* What is required
Check each line of the entries below for the string "本地磁盘" and state how many lines have it, with no other text.

(Extracted records)
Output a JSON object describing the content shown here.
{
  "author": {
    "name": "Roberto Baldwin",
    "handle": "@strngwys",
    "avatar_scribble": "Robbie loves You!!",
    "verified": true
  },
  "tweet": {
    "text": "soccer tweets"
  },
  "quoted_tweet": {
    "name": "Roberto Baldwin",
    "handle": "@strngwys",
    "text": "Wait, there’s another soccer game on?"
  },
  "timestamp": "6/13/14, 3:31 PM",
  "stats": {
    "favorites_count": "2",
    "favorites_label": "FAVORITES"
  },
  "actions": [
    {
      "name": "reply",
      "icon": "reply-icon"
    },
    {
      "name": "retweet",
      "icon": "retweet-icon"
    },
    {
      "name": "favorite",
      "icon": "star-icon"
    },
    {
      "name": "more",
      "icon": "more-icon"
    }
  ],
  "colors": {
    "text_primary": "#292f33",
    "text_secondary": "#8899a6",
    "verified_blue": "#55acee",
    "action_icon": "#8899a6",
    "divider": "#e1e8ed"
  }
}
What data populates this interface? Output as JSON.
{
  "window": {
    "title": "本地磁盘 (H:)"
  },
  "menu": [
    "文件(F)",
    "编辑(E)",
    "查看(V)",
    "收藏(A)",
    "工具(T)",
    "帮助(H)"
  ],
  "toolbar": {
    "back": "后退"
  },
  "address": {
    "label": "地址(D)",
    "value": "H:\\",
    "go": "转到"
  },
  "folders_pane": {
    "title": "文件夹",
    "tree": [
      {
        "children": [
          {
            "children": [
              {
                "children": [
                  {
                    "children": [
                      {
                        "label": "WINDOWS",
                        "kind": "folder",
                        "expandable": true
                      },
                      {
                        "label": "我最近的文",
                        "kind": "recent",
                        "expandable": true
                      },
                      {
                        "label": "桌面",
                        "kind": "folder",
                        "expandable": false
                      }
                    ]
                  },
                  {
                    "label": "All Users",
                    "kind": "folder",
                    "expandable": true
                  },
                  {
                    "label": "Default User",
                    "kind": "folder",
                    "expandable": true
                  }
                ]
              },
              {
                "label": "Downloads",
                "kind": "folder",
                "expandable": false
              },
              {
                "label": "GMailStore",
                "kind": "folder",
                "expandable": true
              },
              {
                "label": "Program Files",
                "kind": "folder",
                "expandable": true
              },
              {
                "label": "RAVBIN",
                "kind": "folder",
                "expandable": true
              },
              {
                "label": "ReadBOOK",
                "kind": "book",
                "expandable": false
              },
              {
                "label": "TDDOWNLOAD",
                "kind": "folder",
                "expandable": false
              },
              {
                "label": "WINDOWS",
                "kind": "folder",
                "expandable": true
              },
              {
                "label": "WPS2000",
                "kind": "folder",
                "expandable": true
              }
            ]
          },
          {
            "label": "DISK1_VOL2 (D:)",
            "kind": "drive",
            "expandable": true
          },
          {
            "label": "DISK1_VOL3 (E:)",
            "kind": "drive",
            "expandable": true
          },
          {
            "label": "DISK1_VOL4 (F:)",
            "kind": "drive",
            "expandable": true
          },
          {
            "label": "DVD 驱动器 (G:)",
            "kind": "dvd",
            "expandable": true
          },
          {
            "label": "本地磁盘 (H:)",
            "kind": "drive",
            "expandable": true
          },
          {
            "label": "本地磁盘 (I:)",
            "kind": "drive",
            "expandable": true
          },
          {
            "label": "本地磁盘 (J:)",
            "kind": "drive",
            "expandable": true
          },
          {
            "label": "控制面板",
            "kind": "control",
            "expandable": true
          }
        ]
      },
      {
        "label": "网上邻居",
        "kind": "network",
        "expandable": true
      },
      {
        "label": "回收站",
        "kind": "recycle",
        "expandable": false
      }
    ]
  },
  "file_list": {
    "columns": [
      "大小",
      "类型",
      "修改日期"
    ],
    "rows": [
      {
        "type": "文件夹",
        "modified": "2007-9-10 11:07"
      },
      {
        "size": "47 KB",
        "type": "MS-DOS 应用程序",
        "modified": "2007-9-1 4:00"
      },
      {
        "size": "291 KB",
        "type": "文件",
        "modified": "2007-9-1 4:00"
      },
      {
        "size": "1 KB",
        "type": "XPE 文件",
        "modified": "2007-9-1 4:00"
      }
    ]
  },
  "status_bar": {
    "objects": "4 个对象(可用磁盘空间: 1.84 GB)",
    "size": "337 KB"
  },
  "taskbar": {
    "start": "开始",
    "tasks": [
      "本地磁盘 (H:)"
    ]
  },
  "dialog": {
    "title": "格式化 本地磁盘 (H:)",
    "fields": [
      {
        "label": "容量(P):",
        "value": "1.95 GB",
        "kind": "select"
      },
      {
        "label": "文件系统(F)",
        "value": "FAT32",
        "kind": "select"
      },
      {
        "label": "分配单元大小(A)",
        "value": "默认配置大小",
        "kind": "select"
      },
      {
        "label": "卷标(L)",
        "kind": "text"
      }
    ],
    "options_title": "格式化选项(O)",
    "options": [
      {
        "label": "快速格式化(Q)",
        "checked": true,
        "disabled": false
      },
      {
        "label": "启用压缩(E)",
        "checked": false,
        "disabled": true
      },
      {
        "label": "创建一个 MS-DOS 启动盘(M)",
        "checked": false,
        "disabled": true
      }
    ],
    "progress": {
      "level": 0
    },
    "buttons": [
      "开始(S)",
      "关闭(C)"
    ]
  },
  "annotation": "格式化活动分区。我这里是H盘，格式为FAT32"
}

* Right answer
6